Extracted data entries:
★ ★ ★

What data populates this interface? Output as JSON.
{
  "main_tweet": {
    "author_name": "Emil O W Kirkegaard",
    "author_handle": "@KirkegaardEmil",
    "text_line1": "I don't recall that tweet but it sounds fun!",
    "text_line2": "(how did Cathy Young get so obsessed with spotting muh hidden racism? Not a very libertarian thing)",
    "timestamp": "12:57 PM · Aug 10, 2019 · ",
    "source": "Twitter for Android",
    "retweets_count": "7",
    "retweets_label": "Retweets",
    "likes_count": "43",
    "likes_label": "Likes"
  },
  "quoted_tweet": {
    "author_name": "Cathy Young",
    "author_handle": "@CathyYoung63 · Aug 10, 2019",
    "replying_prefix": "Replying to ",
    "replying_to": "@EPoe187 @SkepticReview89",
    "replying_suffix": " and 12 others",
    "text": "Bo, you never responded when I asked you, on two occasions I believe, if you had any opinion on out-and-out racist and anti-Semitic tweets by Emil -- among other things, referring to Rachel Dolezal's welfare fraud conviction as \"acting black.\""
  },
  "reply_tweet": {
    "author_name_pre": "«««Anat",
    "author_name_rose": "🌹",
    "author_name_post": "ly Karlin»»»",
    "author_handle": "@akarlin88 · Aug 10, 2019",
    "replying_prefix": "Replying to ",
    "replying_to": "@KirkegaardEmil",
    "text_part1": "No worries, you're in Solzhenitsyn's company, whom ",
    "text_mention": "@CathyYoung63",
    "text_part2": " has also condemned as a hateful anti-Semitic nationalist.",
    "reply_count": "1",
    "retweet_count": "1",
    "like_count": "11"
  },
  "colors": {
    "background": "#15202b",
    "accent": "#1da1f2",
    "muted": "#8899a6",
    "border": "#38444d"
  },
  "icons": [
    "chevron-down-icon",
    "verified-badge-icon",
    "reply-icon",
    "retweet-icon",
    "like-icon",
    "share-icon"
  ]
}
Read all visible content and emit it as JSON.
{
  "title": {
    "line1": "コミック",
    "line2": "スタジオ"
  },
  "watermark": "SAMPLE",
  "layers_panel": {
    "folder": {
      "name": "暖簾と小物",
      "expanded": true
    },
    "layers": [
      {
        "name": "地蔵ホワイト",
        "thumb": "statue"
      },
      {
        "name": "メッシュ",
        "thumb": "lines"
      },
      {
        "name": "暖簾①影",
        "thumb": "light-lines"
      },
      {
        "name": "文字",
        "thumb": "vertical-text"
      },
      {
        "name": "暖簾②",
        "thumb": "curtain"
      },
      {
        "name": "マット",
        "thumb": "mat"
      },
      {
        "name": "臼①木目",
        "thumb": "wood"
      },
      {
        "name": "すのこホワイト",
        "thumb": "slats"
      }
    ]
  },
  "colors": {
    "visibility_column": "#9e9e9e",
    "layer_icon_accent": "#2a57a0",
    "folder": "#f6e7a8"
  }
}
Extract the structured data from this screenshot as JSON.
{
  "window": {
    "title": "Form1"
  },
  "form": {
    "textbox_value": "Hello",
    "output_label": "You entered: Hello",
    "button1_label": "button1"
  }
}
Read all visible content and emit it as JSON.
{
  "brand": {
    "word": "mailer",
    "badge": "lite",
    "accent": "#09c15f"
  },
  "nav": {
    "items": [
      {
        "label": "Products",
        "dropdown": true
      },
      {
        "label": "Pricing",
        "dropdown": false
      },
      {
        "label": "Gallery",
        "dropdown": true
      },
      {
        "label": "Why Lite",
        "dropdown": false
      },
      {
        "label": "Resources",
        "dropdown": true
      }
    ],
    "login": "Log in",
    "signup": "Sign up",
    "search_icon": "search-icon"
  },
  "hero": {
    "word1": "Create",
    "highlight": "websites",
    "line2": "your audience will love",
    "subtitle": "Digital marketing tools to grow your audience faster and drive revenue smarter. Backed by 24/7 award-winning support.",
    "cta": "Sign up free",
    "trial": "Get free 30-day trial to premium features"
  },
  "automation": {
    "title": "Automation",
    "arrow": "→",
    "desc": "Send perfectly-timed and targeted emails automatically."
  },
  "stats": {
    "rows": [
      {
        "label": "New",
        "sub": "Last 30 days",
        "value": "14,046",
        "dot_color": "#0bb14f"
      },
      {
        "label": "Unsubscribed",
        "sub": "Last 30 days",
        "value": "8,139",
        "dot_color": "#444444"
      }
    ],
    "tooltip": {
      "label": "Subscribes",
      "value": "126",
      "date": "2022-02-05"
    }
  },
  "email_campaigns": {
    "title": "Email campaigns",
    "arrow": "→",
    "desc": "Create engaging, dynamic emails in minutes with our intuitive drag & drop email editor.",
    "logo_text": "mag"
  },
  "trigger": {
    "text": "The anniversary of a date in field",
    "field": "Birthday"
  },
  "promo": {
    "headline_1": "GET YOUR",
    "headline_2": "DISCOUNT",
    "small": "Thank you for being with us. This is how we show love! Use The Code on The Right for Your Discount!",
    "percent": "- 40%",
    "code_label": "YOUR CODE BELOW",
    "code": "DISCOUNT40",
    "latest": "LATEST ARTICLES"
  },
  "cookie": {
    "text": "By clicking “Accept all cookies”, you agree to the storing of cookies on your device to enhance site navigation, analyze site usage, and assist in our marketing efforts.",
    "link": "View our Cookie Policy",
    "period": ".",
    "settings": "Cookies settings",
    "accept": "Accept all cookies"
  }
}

★ ★ ★

» The exercise
Read the entries and select each line where the word "Create" is found.

» Solution for this task
    "word1": "Create",
    "desc": "Create engaging, dynamic emails in minutes with our intuitive drag & drop email editor.",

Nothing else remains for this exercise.